§ **WHAT NEEDS TO BE DONE**: Identify the lines that contain the word "kind" and copy each one.

------

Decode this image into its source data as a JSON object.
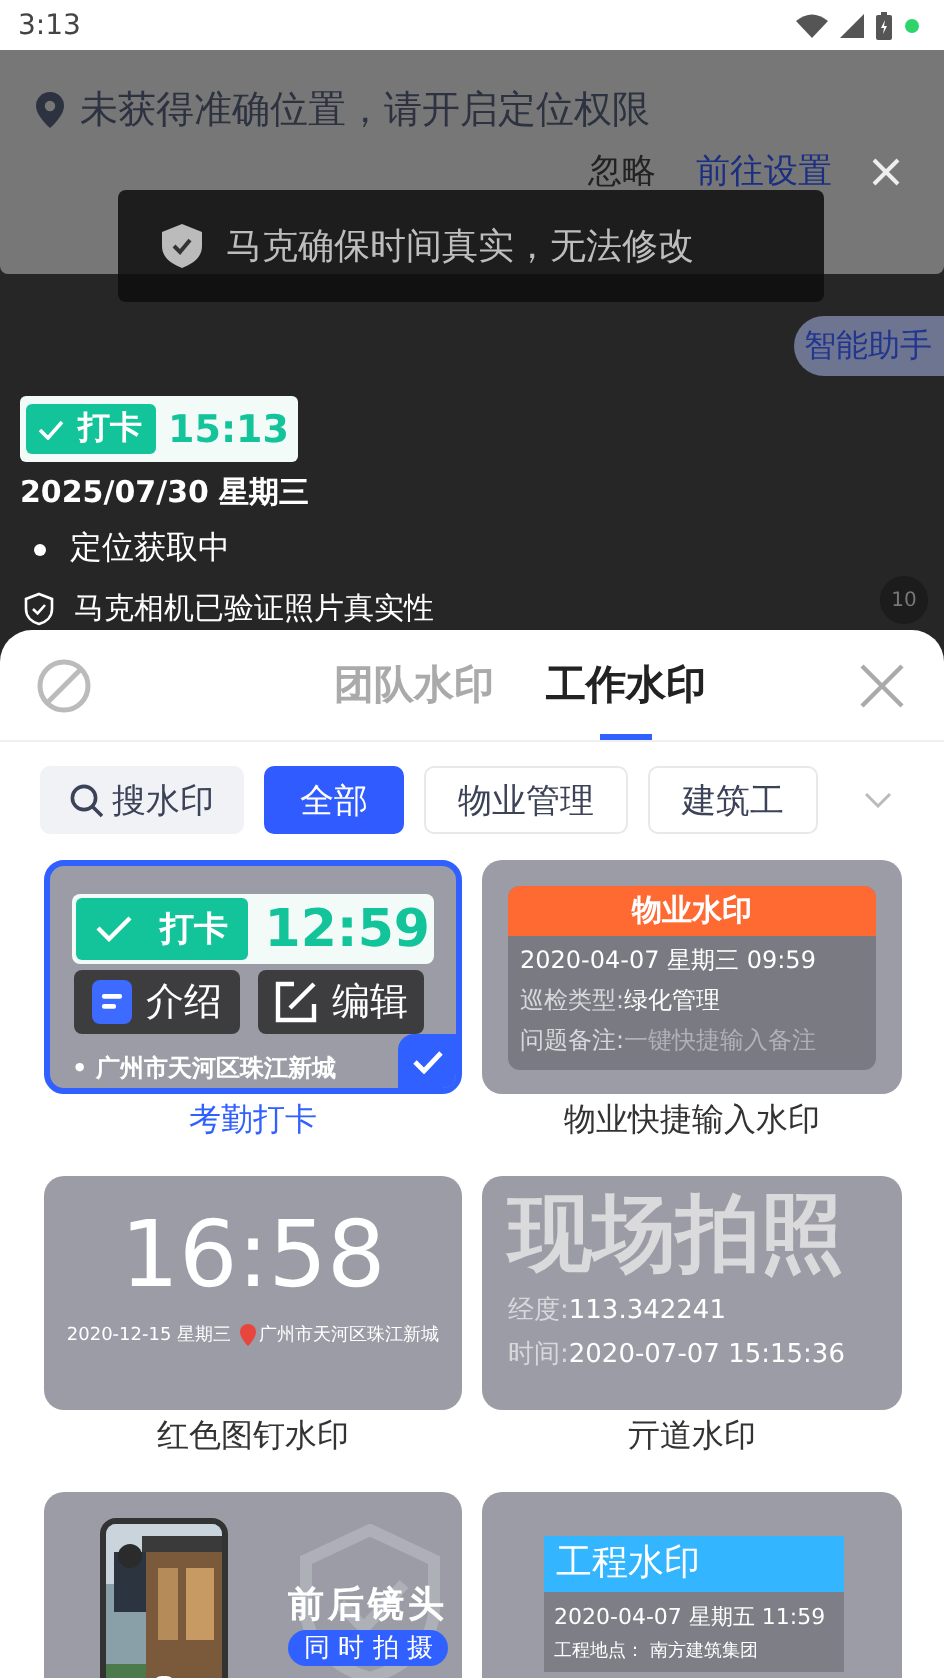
{
  "status_bar": {
    "time": "3:13"
  },
  "location_banner": {
    "message": "未获得准确位置，请开启定位权限",
    "buttons": [
      "忽略",
      "前往设置"
    ]
  },
  "toast": {
    "message": "马克确保时间真实，无法修改"
  },
  "assistant_button": "智能助手",
  "preview": {
    "badge": "打卡",
    "time": "15:13",
    "date": "2025/07/30 星期三",
    "location": "定位获取中",
    "verified": "马克相机已验证照片真实性",
    "photo_count": "10"
  },
  "sheet": {
    "tabs": [
      {
        "label": "团队水印",
        "selected": false
      },
      {
        "label": "工作水印",
        "selected": true
      }
    ],
    "search": {
      "label": "搜水印"
    },
    "categories": [
      {
        "label": "全部",
        "selected": true
      },
      {
        "label": "物业管理",
        "selected": false
      },
      {
        "label": "建筑工",
        "selected": false
      }
    ],
    "items": [
      {
        "kind": "checkin",
        "name": "考勤打卡",
        "selected": true,
        "badge": "打卡",
        "time": "12:59",
        "location": "• 广州市天河区珠江新城",
        "actions": [
          "介绍",
          "编辑"
        ]
      },
      {
        "kind": "property",
        "name": "物业快捷输入水印",
        "selected": false,
        "title": "物业水印",
        "datetime": "2020-04-07 星期三 09:59",
        "fields": [
          {
            "label": "巡检类型:",
            "value": "绿化管理"
          },
          {
            "label": "问题备注:",
            "placeholder": "一键快捷输入备注"
          }
        ]
      },
      {
        "kind": "clock",
        "name": "红色图钉水印",
        "selected": false,
        "time": "16:58",
        "date": "2020-12-15 星期三",
        "location": "广州市天河区珠江新城"
      },
      {
        "kind": "scene",
        "name": "亓道水印",
        "selected": false,
        "title": "现场拍照",
        "fields": [
          {
            "label": "经度:",
            "value": "113.342241"
          },
          {
            "label": "时间:",
            "value": "2020-07-07 15:15:36"
          }
        ]
      },
      {
        "kind": "dual",
        "selected": false,
        "title": "前后镜头",
        "subtitle": "同 时 拍 摄"
      },
      {
        "kind": "engineering",
        "selected": false,
        "title": "工程水印",
        "datetime": "2020-04-07 星期五 11:59",
        "location": "工程地点： 南方建筑集团"
      }
    ]
  }
}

------

§ **ANSWER TO THIS TASK**:
        "kind": "checkin",
        "kind": "property",
        "kind": "clock",
        "kind": "scene",
        "kind": "dual",
        "kind": "engineering",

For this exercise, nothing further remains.